EXERCISE GOAL:
Write out all entries word for word.

╭─ RECORDS SUPPLIED

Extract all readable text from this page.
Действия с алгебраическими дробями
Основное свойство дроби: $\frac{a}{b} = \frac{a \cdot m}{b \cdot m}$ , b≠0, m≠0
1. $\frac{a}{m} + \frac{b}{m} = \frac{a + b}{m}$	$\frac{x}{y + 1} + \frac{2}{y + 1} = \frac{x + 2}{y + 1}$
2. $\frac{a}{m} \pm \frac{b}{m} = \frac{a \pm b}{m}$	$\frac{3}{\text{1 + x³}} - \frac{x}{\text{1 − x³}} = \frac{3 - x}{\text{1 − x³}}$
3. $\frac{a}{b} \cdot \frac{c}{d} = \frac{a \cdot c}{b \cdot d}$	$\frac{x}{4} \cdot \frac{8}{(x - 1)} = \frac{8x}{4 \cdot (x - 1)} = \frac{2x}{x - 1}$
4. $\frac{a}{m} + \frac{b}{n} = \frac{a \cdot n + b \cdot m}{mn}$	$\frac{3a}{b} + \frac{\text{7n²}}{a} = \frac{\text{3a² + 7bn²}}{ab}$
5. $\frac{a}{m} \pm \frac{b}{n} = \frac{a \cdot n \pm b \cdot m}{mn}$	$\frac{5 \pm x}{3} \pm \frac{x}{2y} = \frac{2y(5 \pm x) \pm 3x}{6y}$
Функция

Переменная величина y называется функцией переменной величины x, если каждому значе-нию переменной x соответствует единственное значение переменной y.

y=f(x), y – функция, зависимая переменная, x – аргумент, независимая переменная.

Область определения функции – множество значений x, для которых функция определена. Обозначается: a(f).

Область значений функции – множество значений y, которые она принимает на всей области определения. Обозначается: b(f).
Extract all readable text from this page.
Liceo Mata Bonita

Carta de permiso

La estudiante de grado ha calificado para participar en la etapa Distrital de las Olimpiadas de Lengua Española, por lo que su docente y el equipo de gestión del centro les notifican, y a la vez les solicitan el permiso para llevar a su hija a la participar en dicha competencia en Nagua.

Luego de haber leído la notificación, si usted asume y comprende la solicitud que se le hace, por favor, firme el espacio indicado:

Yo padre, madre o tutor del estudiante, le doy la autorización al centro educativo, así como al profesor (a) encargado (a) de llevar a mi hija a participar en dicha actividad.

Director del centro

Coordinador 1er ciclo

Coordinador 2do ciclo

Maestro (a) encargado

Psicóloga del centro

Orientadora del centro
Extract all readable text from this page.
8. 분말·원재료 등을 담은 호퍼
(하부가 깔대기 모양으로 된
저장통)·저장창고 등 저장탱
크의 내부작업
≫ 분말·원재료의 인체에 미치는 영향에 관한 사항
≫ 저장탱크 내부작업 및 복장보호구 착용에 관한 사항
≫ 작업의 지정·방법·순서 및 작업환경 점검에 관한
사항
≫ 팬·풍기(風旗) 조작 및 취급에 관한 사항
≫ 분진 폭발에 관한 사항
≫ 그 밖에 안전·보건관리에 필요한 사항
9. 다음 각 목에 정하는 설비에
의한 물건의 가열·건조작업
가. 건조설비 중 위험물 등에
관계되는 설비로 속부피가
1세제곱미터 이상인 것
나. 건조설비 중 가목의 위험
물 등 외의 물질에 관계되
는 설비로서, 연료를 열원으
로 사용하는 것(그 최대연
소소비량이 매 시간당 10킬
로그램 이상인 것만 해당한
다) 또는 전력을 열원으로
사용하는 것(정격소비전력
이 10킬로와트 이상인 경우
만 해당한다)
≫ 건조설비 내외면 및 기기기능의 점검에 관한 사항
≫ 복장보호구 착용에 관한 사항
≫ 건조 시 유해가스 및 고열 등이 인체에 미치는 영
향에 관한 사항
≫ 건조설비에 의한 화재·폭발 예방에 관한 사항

╰─

ANSWER FOR THIS EXERCISE:
Extract all readable text from this page.
Действия с алгебраическими дробями
Основное свойство дроби: $\frac{a}{b} = \frac{a \cdot m}{b \cdot m}$ , b≠0, m≠0
1. $\frac{a}{m} + \frac{b}{m} = \frac{a + b}{m}$	$\frac{x}{y + 1} + \frac{2}{y + 1} = \frac{x + 2}{y + 1}$
2. $\frac{a}{m} \pm \frac{b}{m} = \frac{a \pm b}{m}$	$\frac{3}{\text{1 + x³}} - \frac{x}{\text{1 − x³}} = \frac{3 - x}{\text{1 − x³}}$
3. $\frac{a}{b} \cdot \frac{c}{d} = \frac{a \cdot c}{b \cdot d}$	$\frac{x}{4} \cdot \frac{8}{(x - 1)} = \frac{8x}{4 \cdot (x - 1)} = \frac{2x}{x - 1}$
4. $\frac{a}{m} + \frac{b}{n} = \frac{a \cdot n + b \cdot m}{mn}$	$\frac{3a}{b} + \frac{\text{7n²}}{a} = \frac{\text{3a² + 7bn²}}{ab}$
5. $\frac{a}{m} \pm \frac{b}{n} = \frac{a \cdot n \pm b \cdot m}{mn}$	$\frac{5 \pm x}{3} \pm \frac{x}{2y} = \frac{2y(5 \pm x) \pm 3x}{6y}$
Функция

Переменная величина y называется функцией переменной величины x, если каждому значе-нию переменной x соответствует единственное значение переменной y.

y=f(x), y – функция, зависимая переменная, x – аргумент, независимая переменная.

Область определения функции – множество значений x, для которых функция определена. Обозначается: a(f).

Область значений функции – множество значений y, которые она принимает на всей области определения. Обозначается: b(f).
Extract all readable text from this page.
Liceo Mata Bonita

Carta de permiso

La estudiante de grado ha calificado para participar en la etapa Distrital de las Olimpiadas de Lengua Española, por lo que su docente y el equipo de gestión del centro les notifican, y a la vez les solicitan el permiso para llevar a su hija a la participar en dicha competencia en Nagua.

Luego de haber leído la notificación, si usted asume y comprende la solicitud que se le hace, por favor, firme el espacio indicado:

Yo padre, madre o tutor del estudiante, le doy la autorización al centro educativo, así como al profesor (a) encargado (a) de llevar a mi hija a participar en dicha actividad.

Director del centro

Coordinador 1er ciclo

Coordinador 2do ciclo

Maestro (a) encargado

Psicóloga del centro

Orientadora del centro
Extract all readable text from this page.
8. 분말·원재료 등을 담은 호퍼
(하부가 깔대기 모양으로 된
저장통)·저장창고 등 저장탱
크의 내부작업
≫ 분말·원재료의 인체에 미치는 영향에 관한 사항
≫ 저장탱크 내부작업 및 복장보호구 착용에 관한 사항
≫ 작업의 지정·방법·순서 및 작업환경 점검에 관한
사항
≫ 팬·풍기(風旗) 조작 및 취급에 관한 사항
≫ 분진 폭발에 관한 사항
≫ 그 밖에 안전·보건관리에 필요한 사항
9. 다음 각 목에 정하는 설비에
의한 물건의 가열·건조작업
가. 건조설비 중 위험물 등에
관계되는 설비로 속부피가
1세제곱미터 이상인 것
나. 건조설비 중 가목의 위험
물 등 외의 물질에 관계되
는 설비로서, 연료를 열원으
로 사용하는 것(그 최대연
소소비량이 매 시간당 10킬
로그램 이상인 것만 해당한
다) 또는 전력을 열원으로
사용하는 것(정격소비전력
이 10킬로와트 이상인 경우
만 해당한다)
≫ 건조설비 내외면 및 기기기능의 점검에 관한 사항
≫ 복장보호구 착용에 관한 사항
≫ 건조 시 유해가스 및 고열 등이 인체에 미치는 영
향에 관한 사항
≫ 건조설비에 의한 화재·폭발 예방에 관한 사항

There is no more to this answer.